▶ **EXERCISE MATERIAL**
- - -

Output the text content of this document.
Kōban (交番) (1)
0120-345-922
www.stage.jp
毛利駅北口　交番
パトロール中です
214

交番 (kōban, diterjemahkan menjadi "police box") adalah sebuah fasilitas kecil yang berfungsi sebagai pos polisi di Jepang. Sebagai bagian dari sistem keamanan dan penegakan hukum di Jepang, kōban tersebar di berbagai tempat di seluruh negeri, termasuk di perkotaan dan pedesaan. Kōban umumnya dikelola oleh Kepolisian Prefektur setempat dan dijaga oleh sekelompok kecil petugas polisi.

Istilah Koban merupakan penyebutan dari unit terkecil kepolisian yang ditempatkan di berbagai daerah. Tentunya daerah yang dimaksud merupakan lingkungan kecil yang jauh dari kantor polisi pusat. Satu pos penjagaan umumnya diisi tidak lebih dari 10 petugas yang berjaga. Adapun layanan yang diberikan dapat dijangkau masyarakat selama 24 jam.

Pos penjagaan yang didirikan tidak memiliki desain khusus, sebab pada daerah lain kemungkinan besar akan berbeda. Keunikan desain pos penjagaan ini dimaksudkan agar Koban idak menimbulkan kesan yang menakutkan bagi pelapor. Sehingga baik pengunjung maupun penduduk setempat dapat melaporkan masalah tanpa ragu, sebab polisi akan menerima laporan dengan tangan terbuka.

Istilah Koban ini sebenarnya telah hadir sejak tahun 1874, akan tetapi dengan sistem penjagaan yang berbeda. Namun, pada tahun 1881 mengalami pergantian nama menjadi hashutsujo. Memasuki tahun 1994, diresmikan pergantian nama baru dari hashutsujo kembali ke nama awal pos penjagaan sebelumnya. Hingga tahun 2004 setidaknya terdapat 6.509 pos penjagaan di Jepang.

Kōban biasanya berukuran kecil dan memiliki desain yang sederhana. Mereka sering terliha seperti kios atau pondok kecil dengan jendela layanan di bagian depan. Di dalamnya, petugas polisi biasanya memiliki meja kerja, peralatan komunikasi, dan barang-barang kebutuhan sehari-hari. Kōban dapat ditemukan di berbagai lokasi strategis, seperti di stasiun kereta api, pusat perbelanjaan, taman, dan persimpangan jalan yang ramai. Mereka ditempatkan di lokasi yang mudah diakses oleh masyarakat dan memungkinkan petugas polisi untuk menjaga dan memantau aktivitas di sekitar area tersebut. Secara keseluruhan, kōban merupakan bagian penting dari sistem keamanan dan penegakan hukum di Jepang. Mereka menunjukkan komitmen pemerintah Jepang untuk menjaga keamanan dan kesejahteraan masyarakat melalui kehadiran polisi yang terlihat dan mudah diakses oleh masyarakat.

- - -

▶ **AIM**
Every line above should be printed again exactly as it stands.

▶ **WRITTEN SOLUTION**
Output the text content of this document.
Kōban (交番) (1)
0120-345-922
www.stage.jp
毛利駅北口　交番
パトロール中です
214

交番 (kōban, diterjemahkan menjadi "police box") adalah sebuah fasilitas kecil yang berfungsi sebagai pos polisi di Jepang. Sebagai bagian dari sistem keamanan dan penegakan hukum di Jepang, kōban tersebar di berbagai tempat di seluruh negeri, termasuk di perkotaan dan pedesaan. Kōban umumnya dikelola oleh Kepolisian Prefektur setempat dan dijaga oleh sekelompok kecil petugas polisi.

Istilah Koban merupakan penyebutan dari unit terkecil kepolisian yang ditempatkan di berbagai daerah. Tentunya daerah yang dimaksud merupakan lingkungan kecil yang jauh dari kantor polisi pusat. Satu pos penjagaan umumnya diisi tidak lebih dari 10 petugas yang berjaga. Adapun layanan yang diberikan dapat dijangkau masyarakat selama 24 jam.

Pos penjagaan yang didirikan tidak memiliki desain khusus, sebab pada daerah lain kemungkinan besar akan berbeda. Keunikan desain pos penjagaan ini dimaksudkan agar Koban idak menimbulkan kesan yang menakutkan bagi pelapor. Sehingga baik pengunjung maupun penduduk setempat dapat melaporkan masalah tanpa ragu, sebab polisi akan menerima laporan dengan tangan terbuka.

Istilah Koban ini sebenarnya telah hadir sejak tahun 1874, akan tetapi dengan sistem penjagaan yang berbeda. Namun, pada tahun 1881 mengalami pergantian nama menjadi hashutsujo. Memasuki tahun 1994, diresmikan pergantian nama baru dari hashutsujo kembali ke nama awal pos penjagaan sebelumnya. Hingga tahun 2004 setidaknya terdapat 6.509 pos penjagaan di Jepang.

Kōban biasanya berukuran kecil dan memiliki desain yang sederhana. Mereka sering terliha seperti kios atau pondok kecil dengan jendela layanan di bagian depan. Di dalamnya, petugas polisi biasanya memiliki meja kerja, peralatan komunikasi, dan barang-barang kebutuhan sehari-hari. Kōban dapat ditemukan di berbagai lokasi strategis, seperti di stasiun kereta api, pusat perbelanjaan, taman, dan persimpangan jalan yang ramai. Mereka ditempatkan di lokasi yang mudah diakses oleh masyarakat dan memungkinkan petugas polisi untuk menjaga dan memantau aktivitas di sekitar area tersebut. Secara keseluruhan, kōban merupakan bagian penting dari sistem keamanan dan penegakan hukum di Jepang. Mereka menunjukkan komitmen pemerintah Jepang untuk menjaga keamanan dan kesejahteraan masyarakat melalui kehadiran polisi yang terlihat dan mudah diakses oleh masyarakat.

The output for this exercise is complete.